**Challenge**
Find every line in the records below that holds the word "marks", and copy each one.

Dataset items
● ● ● ●

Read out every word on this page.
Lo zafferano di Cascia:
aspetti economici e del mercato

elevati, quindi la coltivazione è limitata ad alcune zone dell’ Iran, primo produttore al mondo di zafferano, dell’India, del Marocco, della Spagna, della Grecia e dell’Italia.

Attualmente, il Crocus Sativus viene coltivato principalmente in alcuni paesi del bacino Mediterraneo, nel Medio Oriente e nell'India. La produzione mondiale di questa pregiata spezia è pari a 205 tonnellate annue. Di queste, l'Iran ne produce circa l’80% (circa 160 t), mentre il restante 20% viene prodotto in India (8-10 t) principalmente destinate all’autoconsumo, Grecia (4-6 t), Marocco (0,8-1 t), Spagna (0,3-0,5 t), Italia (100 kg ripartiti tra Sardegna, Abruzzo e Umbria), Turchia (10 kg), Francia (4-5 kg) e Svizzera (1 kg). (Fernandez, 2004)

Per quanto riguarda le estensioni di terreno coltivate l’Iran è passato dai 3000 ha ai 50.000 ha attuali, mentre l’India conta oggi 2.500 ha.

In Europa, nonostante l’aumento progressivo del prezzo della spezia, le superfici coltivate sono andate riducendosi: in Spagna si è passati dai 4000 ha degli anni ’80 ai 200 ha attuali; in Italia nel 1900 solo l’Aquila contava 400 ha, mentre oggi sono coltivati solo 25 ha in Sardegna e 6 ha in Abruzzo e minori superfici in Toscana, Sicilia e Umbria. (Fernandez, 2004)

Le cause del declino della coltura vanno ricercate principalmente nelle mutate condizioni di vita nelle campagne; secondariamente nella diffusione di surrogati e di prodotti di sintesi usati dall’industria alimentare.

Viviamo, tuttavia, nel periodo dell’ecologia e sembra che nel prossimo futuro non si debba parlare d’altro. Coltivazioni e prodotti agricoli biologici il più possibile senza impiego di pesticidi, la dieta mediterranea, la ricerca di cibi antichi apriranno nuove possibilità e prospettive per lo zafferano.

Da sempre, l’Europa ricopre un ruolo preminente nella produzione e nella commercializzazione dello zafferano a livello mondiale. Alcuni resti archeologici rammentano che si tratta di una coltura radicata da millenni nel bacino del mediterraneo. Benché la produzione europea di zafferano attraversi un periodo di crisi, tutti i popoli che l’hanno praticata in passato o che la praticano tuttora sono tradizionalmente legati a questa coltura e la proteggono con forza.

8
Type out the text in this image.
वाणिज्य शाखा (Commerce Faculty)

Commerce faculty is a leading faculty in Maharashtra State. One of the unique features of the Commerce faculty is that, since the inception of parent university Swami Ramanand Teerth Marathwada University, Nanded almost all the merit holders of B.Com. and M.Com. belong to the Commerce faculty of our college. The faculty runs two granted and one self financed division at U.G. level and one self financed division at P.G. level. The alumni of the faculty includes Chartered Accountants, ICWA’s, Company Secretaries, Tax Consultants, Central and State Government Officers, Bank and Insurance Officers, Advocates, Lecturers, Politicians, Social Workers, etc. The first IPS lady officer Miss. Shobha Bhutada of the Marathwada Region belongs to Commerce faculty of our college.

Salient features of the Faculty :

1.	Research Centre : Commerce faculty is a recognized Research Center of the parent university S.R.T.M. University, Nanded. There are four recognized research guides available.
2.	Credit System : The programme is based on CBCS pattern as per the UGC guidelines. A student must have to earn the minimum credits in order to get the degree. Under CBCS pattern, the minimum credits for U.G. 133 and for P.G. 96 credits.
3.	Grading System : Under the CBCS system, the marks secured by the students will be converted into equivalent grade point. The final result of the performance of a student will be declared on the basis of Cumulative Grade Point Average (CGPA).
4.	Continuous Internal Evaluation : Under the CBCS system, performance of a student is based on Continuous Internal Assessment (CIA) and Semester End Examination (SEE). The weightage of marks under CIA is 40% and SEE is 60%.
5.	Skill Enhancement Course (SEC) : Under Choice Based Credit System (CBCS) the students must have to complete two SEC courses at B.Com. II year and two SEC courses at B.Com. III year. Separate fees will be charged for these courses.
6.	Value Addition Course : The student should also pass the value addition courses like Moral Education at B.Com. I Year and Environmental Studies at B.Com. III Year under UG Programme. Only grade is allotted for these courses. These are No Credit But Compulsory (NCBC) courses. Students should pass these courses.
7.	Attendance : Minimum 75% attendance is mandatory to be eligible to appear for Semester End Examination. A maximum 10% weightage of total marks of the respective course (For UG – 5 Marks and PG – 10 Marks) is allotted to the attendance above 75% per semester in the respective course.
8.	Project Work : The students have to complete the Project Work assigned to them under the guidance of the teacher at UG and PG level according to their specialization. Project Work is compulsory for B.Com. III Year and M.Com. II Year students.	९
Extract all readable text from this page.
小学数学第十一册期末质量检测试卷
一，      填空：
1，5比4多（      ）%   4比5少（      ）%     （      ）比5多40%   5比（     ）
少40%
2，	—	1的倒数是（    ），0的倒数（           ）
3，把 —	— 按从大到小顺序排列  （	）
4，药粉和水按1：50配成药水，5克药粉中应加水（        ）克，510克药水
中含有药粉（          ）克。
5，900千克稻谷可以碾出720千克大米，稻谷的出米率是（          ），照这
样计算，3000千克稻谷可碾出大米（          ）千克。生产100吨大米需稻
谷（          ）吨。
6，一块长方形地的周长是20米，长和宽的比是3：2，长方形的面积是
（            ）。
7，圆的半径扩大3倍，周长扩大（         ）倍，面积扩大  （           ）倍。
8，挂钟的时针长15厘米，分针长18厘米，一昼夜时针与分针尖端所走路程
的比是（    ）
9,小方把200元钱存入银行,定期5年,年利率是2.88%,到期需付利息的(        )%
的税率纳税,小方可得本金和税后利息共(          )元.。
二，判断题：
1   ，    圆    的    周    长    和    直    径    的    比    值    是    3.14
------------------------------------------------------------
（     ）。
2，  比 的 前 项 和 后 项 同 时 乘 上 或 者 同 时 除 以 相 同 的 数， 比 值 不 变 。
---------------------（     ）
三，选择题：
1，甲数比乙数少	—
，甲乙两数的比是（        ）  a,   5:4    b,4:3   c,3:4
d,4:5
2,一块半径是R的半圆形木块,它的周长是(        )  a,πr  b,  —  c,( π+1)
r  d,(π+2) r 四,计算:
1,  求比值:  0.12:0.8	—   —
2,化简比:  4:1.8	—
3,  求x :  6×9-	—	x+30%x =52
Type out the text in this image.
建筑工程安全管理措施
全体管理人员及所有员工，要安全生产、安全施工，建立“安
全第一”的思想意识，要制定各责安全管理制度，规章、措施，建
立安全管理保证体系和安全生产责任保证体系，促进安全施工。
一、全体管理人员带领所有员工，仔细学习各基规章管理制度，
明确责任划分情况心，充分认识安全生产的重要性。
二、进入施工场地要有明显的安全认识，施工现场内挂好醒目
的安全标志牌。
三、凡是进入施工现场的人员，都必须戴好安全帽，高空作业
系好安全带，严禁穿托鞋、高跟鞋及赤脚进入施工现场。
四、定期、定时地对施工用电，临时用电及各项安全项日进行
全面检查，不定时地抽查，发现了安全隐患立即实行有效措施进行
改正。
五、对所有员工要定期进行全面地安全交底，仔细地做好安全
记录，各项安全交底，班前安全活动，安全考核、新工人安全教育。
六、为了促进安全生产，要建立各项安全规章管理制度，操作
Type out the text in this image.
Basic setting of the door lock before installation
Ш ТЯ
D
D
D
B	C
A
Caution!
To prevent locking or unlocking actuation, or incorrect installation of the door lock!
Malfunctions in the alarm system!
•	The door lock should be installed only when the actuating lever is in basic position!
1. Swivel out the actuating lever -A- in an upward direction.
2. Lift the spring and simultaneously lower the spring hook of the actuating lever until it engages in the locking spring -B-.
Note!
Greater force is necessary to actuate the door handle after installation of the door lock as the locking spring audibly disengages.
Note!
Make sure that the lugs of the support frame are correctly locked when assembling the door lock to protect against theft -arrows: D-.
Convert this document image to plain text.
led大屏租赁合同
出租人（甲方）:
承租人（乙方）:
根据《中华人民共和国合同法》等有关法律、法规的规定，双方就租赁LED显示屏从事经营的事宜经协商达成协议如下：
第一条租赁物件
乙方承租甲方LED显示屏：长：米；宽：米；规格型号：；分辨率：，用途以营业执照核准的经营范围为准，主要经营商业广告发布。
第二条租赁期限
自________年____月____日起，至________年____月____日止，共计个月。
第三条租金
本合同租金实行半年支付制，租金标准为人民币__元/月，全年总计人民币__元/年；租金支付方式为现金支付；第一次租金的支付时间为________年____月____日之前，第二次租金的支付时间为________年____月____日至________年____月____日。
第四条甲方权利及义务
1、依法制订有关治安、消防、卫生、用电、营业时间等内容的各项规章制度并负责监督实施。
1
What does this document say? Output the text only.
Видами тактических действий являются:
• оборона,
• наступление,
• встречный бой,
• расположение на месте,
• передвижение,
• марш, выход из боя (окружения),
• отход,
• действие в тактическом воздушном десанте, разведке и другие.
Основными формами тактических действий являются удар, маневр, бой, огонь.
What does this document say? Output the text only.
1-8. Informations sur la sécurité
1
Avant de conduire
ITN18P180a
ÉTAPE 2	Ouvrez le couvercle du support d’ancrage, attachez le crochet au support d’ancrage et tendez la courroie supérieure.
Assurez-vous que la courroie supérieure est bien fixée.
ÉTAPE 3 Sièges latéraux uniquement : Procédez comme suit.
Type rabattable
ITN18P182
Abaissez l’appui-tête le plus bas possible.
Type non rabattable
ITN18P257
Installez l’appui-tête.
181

● ● ● ●

**Problem solution**
3.	Grading System : Under the CBCS system, the marks secured by the students will be converted into equivalent grade point. The final result of the performance of a student will be declared on the basis of Cumulative Grade Point Average (CGPA).
4.	Continuous Internal Evaluation : Under the CBCS system, performance of a student is based on Continuous Internal Assessment (CIA) and Semester End Examination (SEE). The weightage of marks under CIA is 40% and SEE is 60%.
7.	Attendance : Minimum 75% attendance is mandatory to be eligible to appear for Semester End Examination. A maximum 10% weightage of total marks of the respective course (For UG – 5 Marks and PG – 10 Marks) is allotted to the attendance above 75% per semester in the respective course.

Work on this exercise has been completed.